— Start PROVIDED MATERIAL —
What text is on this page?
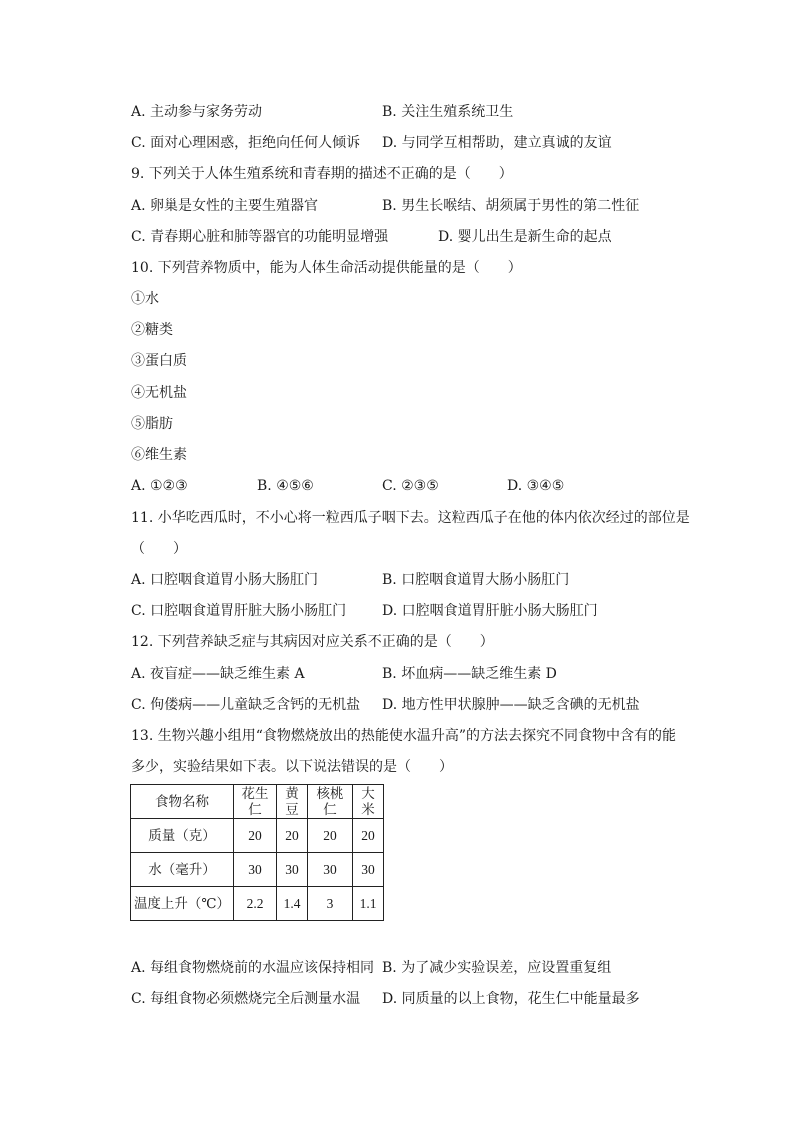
A. 主动参与家务劳动	B. 关注生殖系统卫生
C. 面对心理困惑，拒绝向任何人倾诉 D. 与同学互相帮助，建立真诚的友谊
9. 下列关于人体生殖系统和青春期的描述不正确的是（　　）
A. 卵巢是女性的主要生殖器官	B. 男生长喉结、胡须属于男性的第二性征
C. 青春期心脏和肺等器官的功能明显增强	D. 婴儿出生是新生命的起点
10. 下列营养物质中，能为人体生命活动提供能量的是（　　）
①水
②糖类
③蛋白质
④无机盐
⑤脂肪
⑥维生素
A. ①②③	B. ④⑤⑥	C. ②③⑤	D. ③④⑤
11. 小华吃西瓜时，不小心将一粒西瓜子咽下去。这粒西瓜子在他的体内依次经过的部位是
（　　）
A. 口腔咽食道胃小肠大肠肛门	B. 口腔咽食道胃大肠小肠肛门
C. 口腔咽食道胃肝脏大肠小肠肛门	D. 口腔咽食道胃肝脏小肠大肠肛门
12. 下列营养缺乏症与其病因对应关系不正确的是（　　）
A. 夜盲症——缺乏维生素 A	B. 坏血病——缺乏维生素 D
C. 佝偻病——儿童缺乏含钙的无机盐 D. 地方性甲状腺肿——缺乏含碘的无机盐
13. 生物兴趣小组用“食物燃烧放出的热能使水温升高”的方法去探究不同食物中含有的能
多少，实验结果如下表。以下说法错误的是（　　）
食物名称	花生仁	黄豆	核桃仁	大米
质量（克）	20	20	20	20
水（毫升）	30	30	30	30
温度上升（℃）	2.2	1.4	3	1.1
A. 每组食物燃烧前的水温应该保持相同 B. 为了减少实验误差，应设置重复组
C. 每组食物必须燃烧完全后测量水温 D. 同质量的以上食物，花生仁中能量最多
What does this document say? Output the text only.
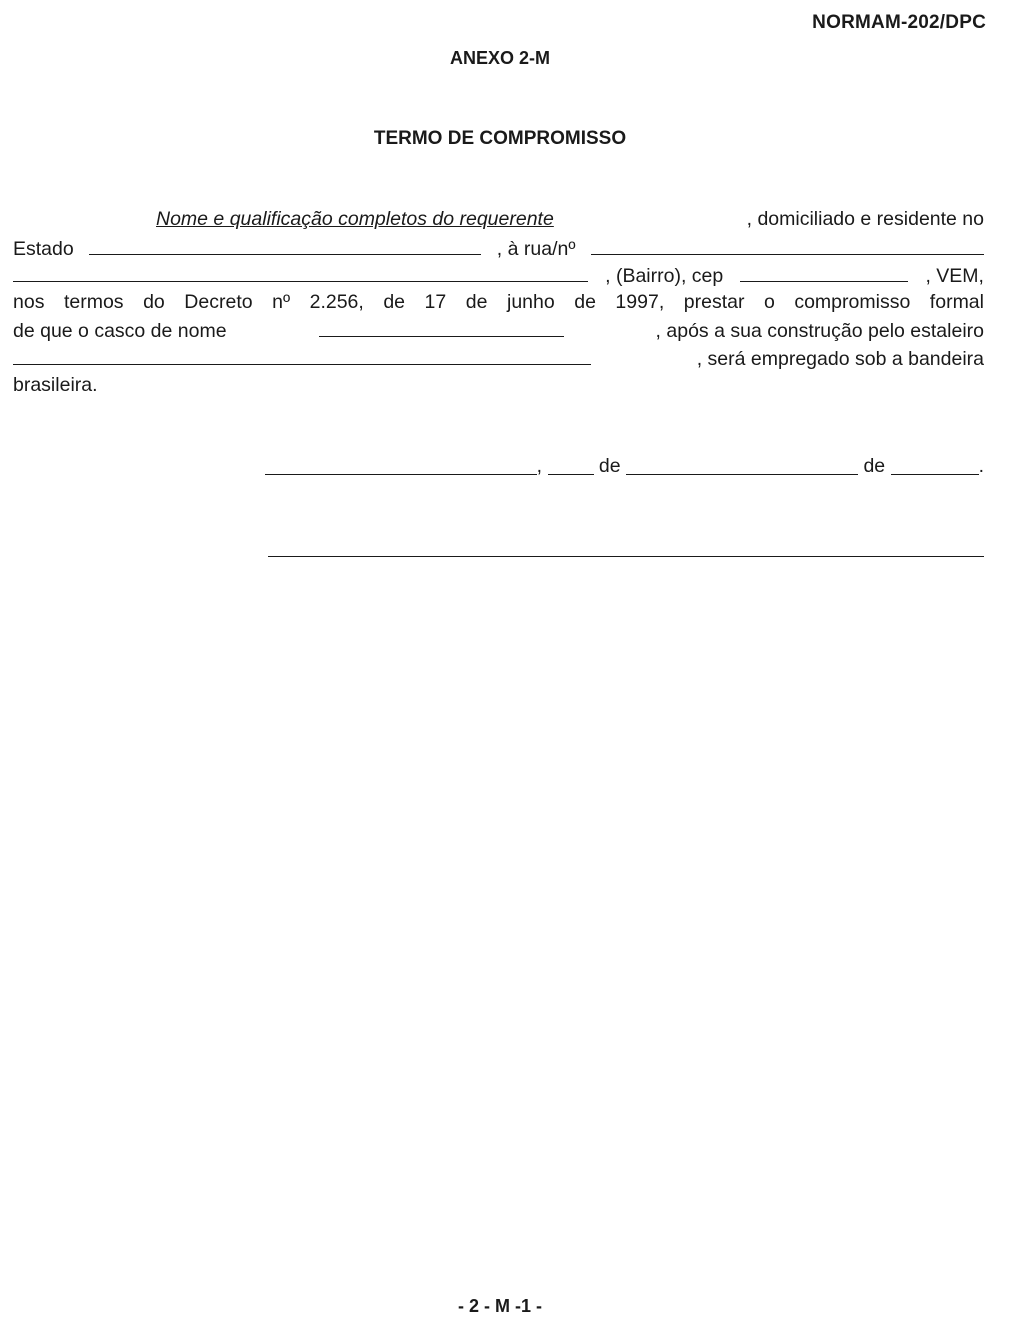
NORMAM-202/DPC
ANEXO 2-M
TERMO DE COMPROMISSO
Nome e qualificação completos do requerente	, domiciliado e residente no
Estado	, à rua/nº
, (Bairro), cep	, VEM,
nos termos do Decreto nº 2.256, de 17 de junho de 1997, prestar o compromisso formal
de que o casco de nome	, após a sua construção pelo estaleiro
, será empregado sob a bandeira
brasileira.
,  de	de	.
- 2 - M -1 -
— End PROVIDED MATERIAL —
- [PROBLEM TO WORK ON]
Only the number is required: the count of lines containing the word "What".

- [WRITTEN RESPONSE]
2